** START RECORDS FOR THE EXERCISE **
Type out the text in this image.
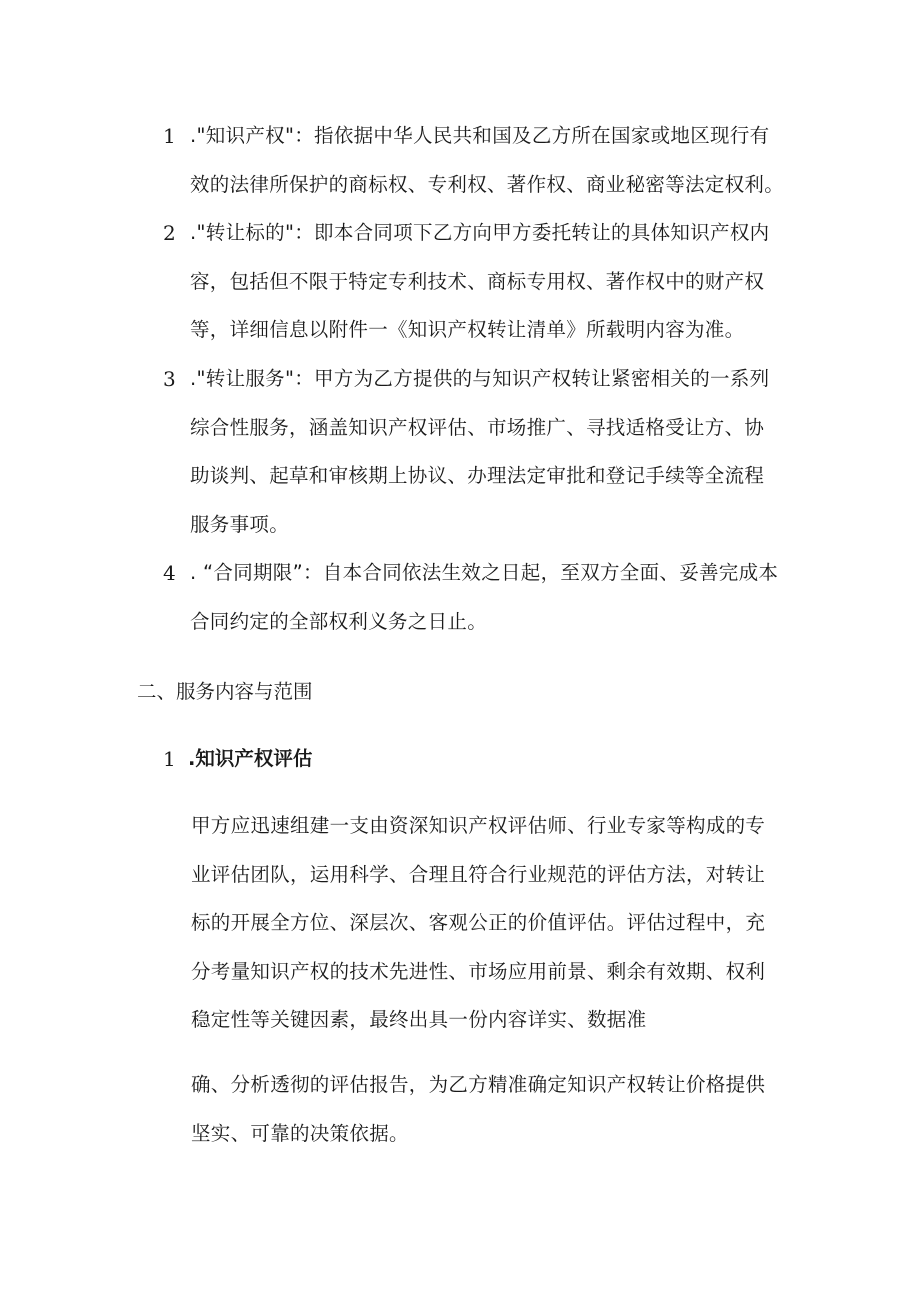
1 ."知识产权"：指依据中华人民共和国及乙方所在国家或地区现行有
效的法律所保护的商标权、专利权、著作权、商业秘密等法定权利。
2 ."转让标的"：即本合同项下乙方向甲方委托转让的具体知识产权内
容，包括但不限于特定专利技术、商标专用权、著作权中的财产权
等，详细信息以附件一《知识产权转让清单》所载明内容为准。
3 ."转让服务"：甲方为乙方提供的与知识产权转让紧密相关的一系列
综合性服务，涵盖知识产权评估、市场推广、寻找适格受让方、协
助谈判、起草和审核期上协议、办理法定审批和登记手续等全流程
服务事项。
4 . “合同期限”：自本合同依法生效之日起，至双方全面、妥善完成本
合同约定的全部权利义务之日止。
二、服务内容与范围
1 .知识产权评估
甲方应迅速组建一支由资深知识产权评估师、行业专家等构成的专
业评估团队，运用科学、合理且符合行业规范的评估方法，对转让
标的开展全方位、深层次、客观公正的价值评估。评估过程中，充
分考量知识产权的技术先进性、市场应用前景、剩余有效期、权利
稳定性等关键因素，最终出具一份内容详实、数据准
确、分析透彻的评估报告，为乙方精准确定知识产权转让价格提供
坚实、可靠的决策依据。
** END RECORDS FOR THE EXERCISE **
Copy every record above exactly, leaving out the pictures.

Type out the text in this image.
1 ."知识产权"：指依据中华人民共和国及乙方所在国家或地区现行有
效的法律所保护的商标权、专利权、著作权、商业秘密等法定权利。
2 ."转让标的"：即本合同项下乙方向甲方委托转让的具体知识产权内
容，包括但不限于特定专利技术、商标专用权、著作权中的财产权
等，详细信息以附件一《知识产权转让清单》所载明内容为准。
3 ."转让服务"：甲方为乙方提供的与知识产权转让紧密相关的一系列
综合性服务，涵盖知识产权评估、市场推广、寻找适格受让方、协
助谈判、起草和审核期上协议、办理法定审批和登记手续等全流程
服务事项。
4 . “合同期限”：自本合同依法生效之日起，至双方全面、妥善完成本
合同约定的全部权利义务之日止。
二、服务内容与范围
1 .知识产权评估
甲方应迅速组建一支由资深知识产权评估师、行业专家等构成的专
业评估团队，运用科学、合理且符合行业规范的评估方法，对转让
标的开展全方位、深层次、客观公正的价值评估。评估过程中，充
分考量知识产权的技术先进性、市场应用前景、剩余有效期、权利
稳定性等关键因素，最终出具一份内容详实、数据准
确、分析透彻的评估报告，为乙方精准确定知识产权转让价格提供
坚实、可靠的决策依据。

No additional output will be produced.